━━━━━ Input material ━━━━━
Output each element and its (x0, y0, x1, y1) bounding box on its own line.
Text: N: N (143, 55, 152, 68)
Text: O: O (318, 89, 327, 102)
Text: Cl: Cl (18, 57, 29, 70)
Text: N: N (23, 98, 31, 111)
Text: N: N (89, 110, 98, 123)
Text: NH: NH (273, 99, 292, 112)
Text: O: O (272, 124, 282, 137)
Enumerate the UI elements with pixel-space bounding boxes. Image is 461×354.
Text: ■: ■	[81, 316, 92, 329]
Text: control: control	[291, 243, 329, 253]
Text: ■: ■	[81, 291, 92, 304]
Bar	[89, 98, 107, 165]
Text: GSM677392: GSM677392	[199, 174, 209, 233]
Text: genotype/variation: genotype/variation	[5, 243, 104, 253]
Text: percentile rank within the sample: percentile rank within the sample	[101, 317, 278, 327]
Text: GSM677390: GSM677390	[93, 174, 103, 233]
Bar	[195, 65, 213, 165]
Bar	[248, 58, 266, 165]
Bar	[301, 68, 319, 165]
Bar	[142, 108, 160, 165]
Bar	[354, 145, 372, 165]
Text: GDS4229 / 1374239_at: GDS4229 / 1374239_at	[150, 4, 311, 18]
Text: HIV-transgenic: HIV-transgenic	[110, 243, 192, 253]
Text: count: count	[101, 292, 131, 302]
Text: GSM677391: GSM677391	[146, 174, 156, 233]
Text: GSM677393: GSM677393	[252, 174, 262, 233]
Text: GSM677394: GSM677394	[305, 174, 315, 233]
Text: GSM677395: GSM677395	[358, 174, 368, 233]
━━━━━
What this task involves: Reproduce all of the records above in full, substituting "Column" for every occurrence of "Bar" and leaving everything else unchanged.

Answer for the task:
Output each element and its (x0, y0, x1, y1) bounding box on its own line.
Text: N: N (143, 55, 152, 68)
Text: O: O (318, 89, 327, 102)
Text: Cl: Cl (18, 57, 29, 70)
Text: N: N (23, 98, 31, 111)
Text: N: N (89, 110, 98, 123)
Text: NH: NH (273, 99, 292, 112)
Text: O: O (272, 124, 282, 137)
Enumerate the UI elements with pixel-space bounding boxes. Image is 461×354.
Text: ■: ■	[81, 316, 92, 329]
Text: control: control	[291, 243, 329, 253]
Text: ■: ■	[81, 291, 92, 304]
Column	[89, 98, 107, 165]
Text: GSM677392: GSM677392	[199, 174, 209, 233]
Text: genotype/variation: genotype/variation	[5, 243, 104, 253]
Text: percentile rank within the sample: percentile rank within the sample	[101, 317, 278, 327]
Text: GSM677390: GSM677390	[93, 174, 103, 233]
Column	[195, 65, 213, 165]
Column	[248, 58, 266, 165]
Column	[301, 68, 319, 165]
Column	[142, 108, 160, 165]
Column	[354, 145, 372, 165]
Text: GDS4229 / 1374239_at: GDS4229 / 1374239_at	[150, 4, 311, 18]
Text: HIV-transgenic: HIV-transgenic	[110, 243, 192, 253]
Text: count: count	[101, 292, 131, 302]
Text: GSM677391: GSM677391	[146, 174, 156, 233]
Text: GSM677393: GSM677393	[252, 174, 262, 233]
Text: GSM677394: GSM677394	[305, 174, 315, 233]
Text: GSM677395: GSM677395	[358, 174, 368, 233]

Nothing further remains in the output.